══ Records supplied ══

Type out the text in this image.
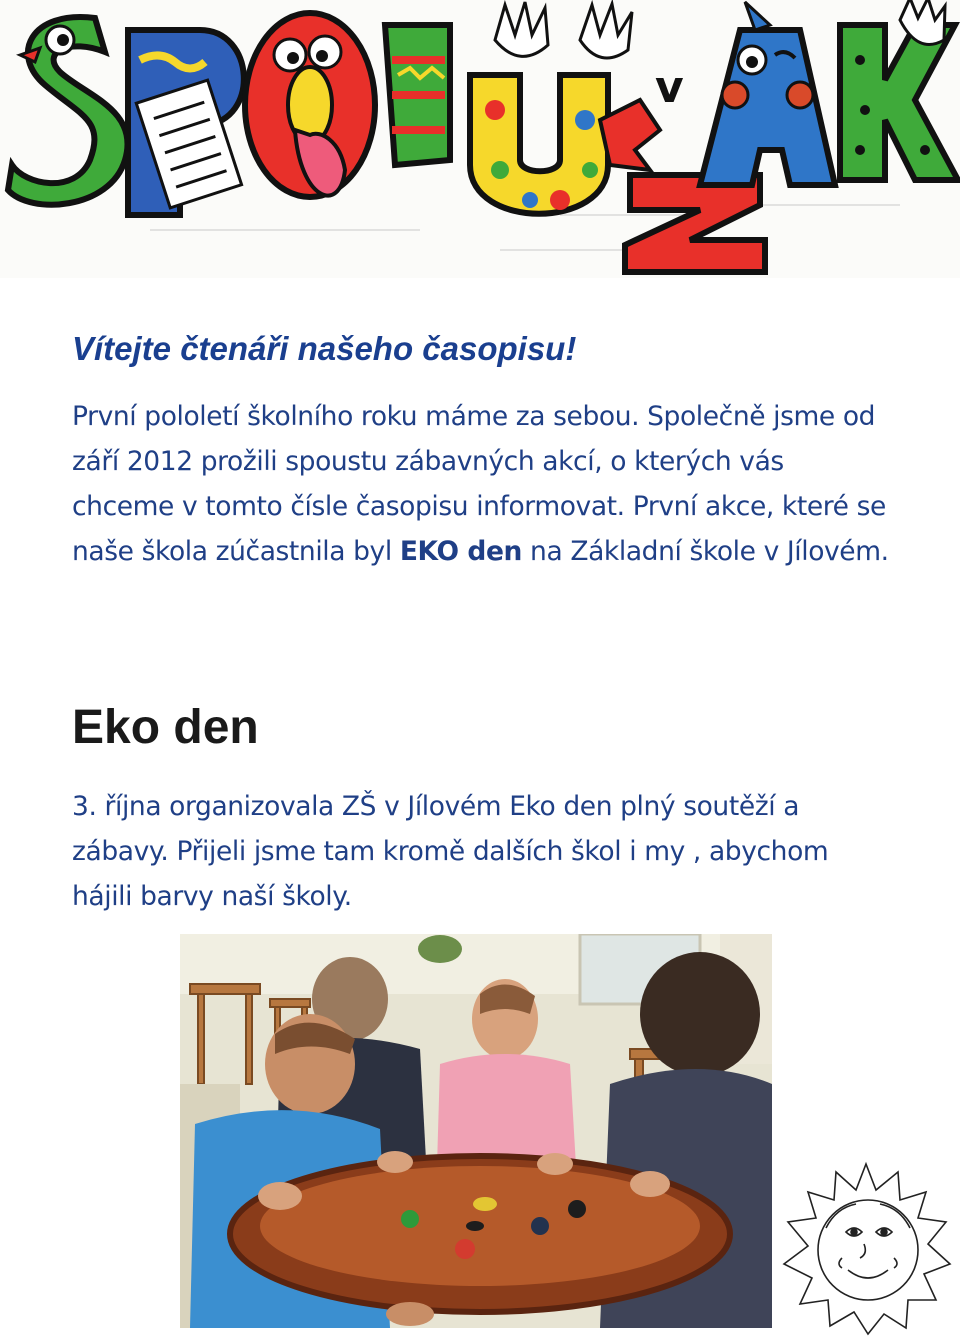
v
Vítejte čtenáři našeho časopisu!

První pololetí školního roku máme za sebou. Společně jsme od září 2012 prožili spoustu zábavných akcí, o kterých vás chceme v tomto čísle časopisu informovat. První akce, které se naše škola zúčastnila byl EKO den na Základní škole v Jílovém.

Eko den

3. října organizovala ZŠ v Jílovém Eko den plný soutěží a zábavy. Přijeli jsme tam kromě dalších škol i my , abychom hájili barvy naší školy.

═══

_Written exercise_
Go through the material line by line. Show each line that contains the string "časopisu".

_Solution_
Vítejte čtenáři našeho časopisu!
První pololetí školního roku máme za sebou. Společně jsme od září 2012 prožili spoustu zábavných akcí, o kterých vás chceme v tomto čísle časopisu informovat. První akce, které se naše škola zúčastnila byl EKO den na Základní škole v Jílovém.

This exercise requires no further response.